Write out the material exactly. Do not include the pictures.

+++

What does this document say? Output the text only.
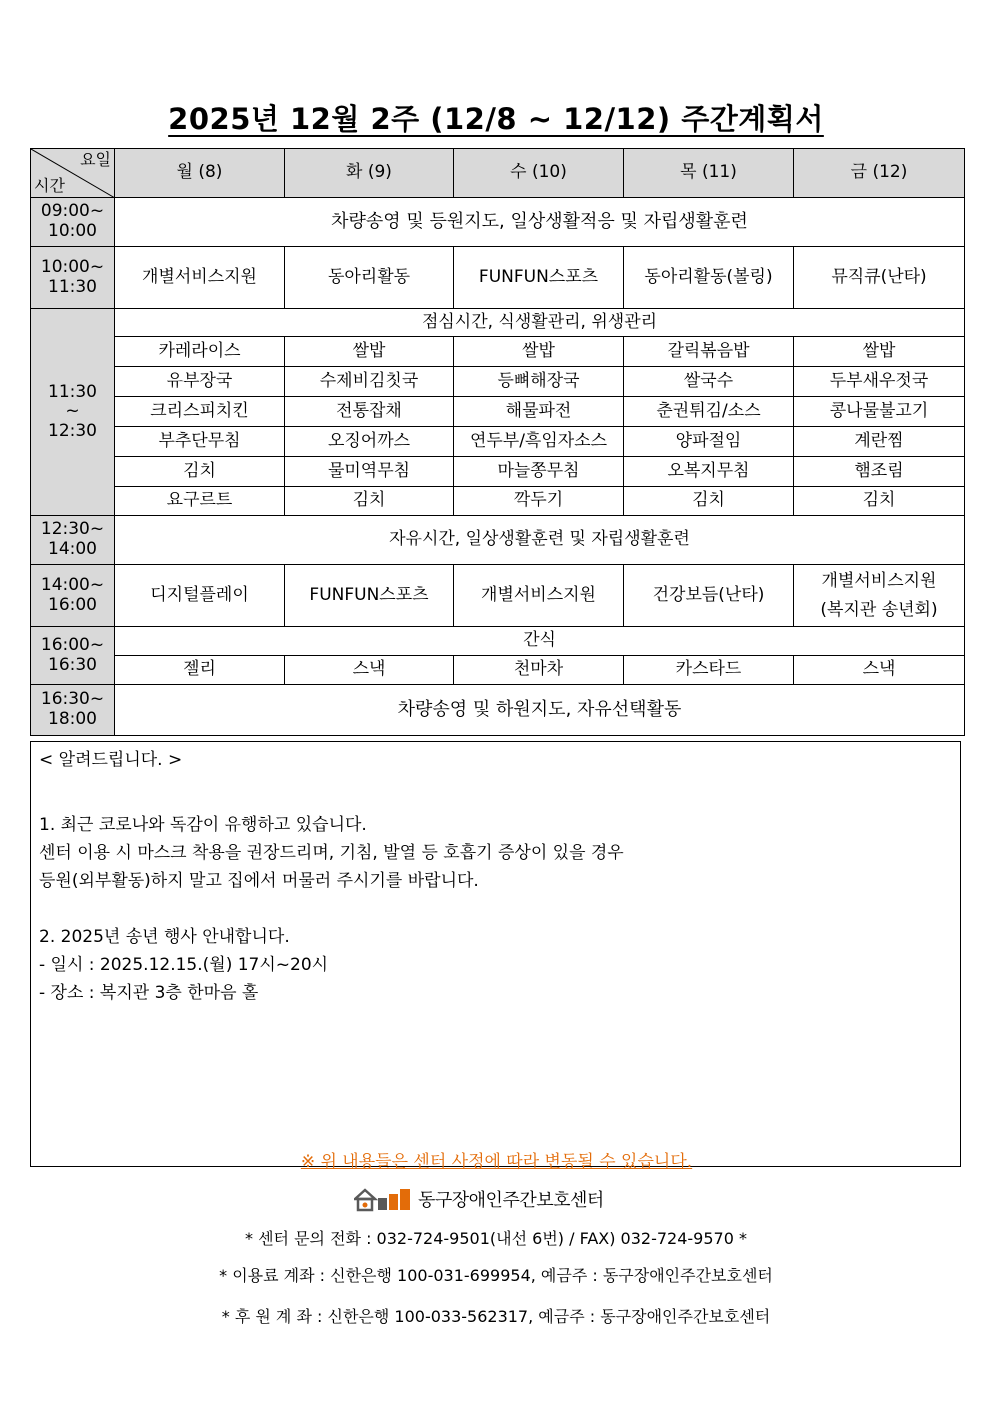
2025년 12월 2주 (12/8 ~ 12/12) 주간계획서
요일
시간	월 (8)	화 (9)	수 (10)	목 (11)	금 (12)
09:00~
10:00	차량송영 및 등원지도, 일상생활적응 및 자립생활훈련				
10:00~
11:30	개별서비스지원	동아리활동	FUNFUN스포츠	동아리활동(볼링)	뮤직큐(난타)
11:30
~
12:30	점심시간, 식생활관리, 위생관리				
	카레라이스	쌀밥	쌀밥	갈릭볶음밥	쌀밥
	유부장국	수제비김칫국	등뼈해장국	쌀국수	두부새우젓국
	크리스피치킨	전통잡채	해물파전	춘권튀김/소스	콩나물불고기
	부추단무침	오징어까스	연두부/흑임자소스	양파절임	계란찜
	김치	물미역무침	마늘쫑무침	오복지무침	햄조림
	요구르트	김치	깍두기	김치	김치
12:30~
14:00	자유시간, 일상생활훈련 및 자립생활훈련				
14:00~
16:00	디지털플레이	FUNFUN스포츠	개별서비스지원	건강보듬(난타)	개별서비스지원
(복지관 송년회)
16:00~
16:30	간식				
	젤리	스낵	천마차	카스타드	스낵
16:30~
18:00	차량송영 및 하원지도, 자유선택활동				
< 알려드립니다. >
1. 최근 코로나와 독감이 유행하고 있습니다.
센터 이용 시 마스크 착용을 권장드리며, 기침, 발열 등 호흡기 증상이 있을 경우
등원(외부활동)하지 말고 집에서 머물러 주시기를 바랍니다.
2. 2025년 송년 행사 안내합니다.
- 일시 : 2025.12.15.(월) 17시~20시
- 장소 : 복지관 3층 한마음 홀
※ 위 내용들은 센터 사정에 따라 변동될 수 있습니다.
동구장애인주간보호센터
* 센터 문의 전화 : 032-724-9501(내선 6번) / FAX) 032-724-9570 *
* 이용료 계좌 : 신한은행 100-031-699954, 예금주 : 동구장애인주간보호센터
* 후 원 계 좌 : 신한은행 100-033-562317, 예금주 : 동구장애인주간보호센터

+++

→ Solution
What does this document say? Output the text only.
2025년 12월 2주 (12/8 ~ 12/12) 주간계획서
요일
시간	월 (8)	화 (9)	수 (10)	목 (11)	금 (12)
09:00~
10:00	차량송영 및 등원지도, 일상생활적응 및 자립생활훈련				
10:00~
11:30	개별서비스지원	동아리활동	FUNFUN스포츠	동아리활동(볼링)	뮤직큐(난타)
11:30
~
12:30	점심시간, 식생활관리, 위생관리				
	카레라이스	쌀밥	쌀밥	갈릭볶음밥	쌀밥
	유부장국	수제비김칫국	등뼈해장국	쌀국수	두부새우젓국
	크리스피치킨	전통잡채	해물파전	춘권튀김/소스	콩나물불고기
	부추단무침	오징어까스	연두부/흑임자소스	양파절임	계란찜
	김치	물미역무침	마늘쫑무침	오복지무침	햄조림
	요구르트	김치	깍두기	김치	김치
12:30~
14:00	자유시간, 일상생활훈련 및 자립생활훈련				
14:00~
16:00	디지털플레이	FUNFUN스포츠	개별서비스지원	건강보듬(난타)	개별서비스지원
(복지관 송년회)
16:00~
16:30	간식				
	젤리	스낵	천마차	카스타드	스낵
16:30~
18:00	차량송영 및 하원지도, 자유선택활동				
< 알려드립니다. >
1. 최근 코로나와 독감이 유행하고 있습니다.
센터 이용 시 마스크 착용을 권장드리며, 기침, 발열 등 호흡기 증상이 있을 경우
등원(외부활동)하지 말고 집에서 머물러 주시기를 바랍니다.
2. 2025년 송년 행사 안내합니다.
- 일시 : 2025.12.15.(월) 17시~20시
- 장소 : 복지관 3층 한마음 홀
※ 위 내용들은 센터 사정에 따라 변동될 수 있습니다.
동구장애인주간보호센터
* 센터 문의 전화 : 032-724-9501(내선 6번) / FAX) 032-724-9570 *
* 이용료 계좌 : 신한은행 100-031-699954, 예금주 : 동구장애인주간보호센터
* 후 원 계 좌 : 신한은행 100-033-562317, 예금주 : 동구장애인주간보호센터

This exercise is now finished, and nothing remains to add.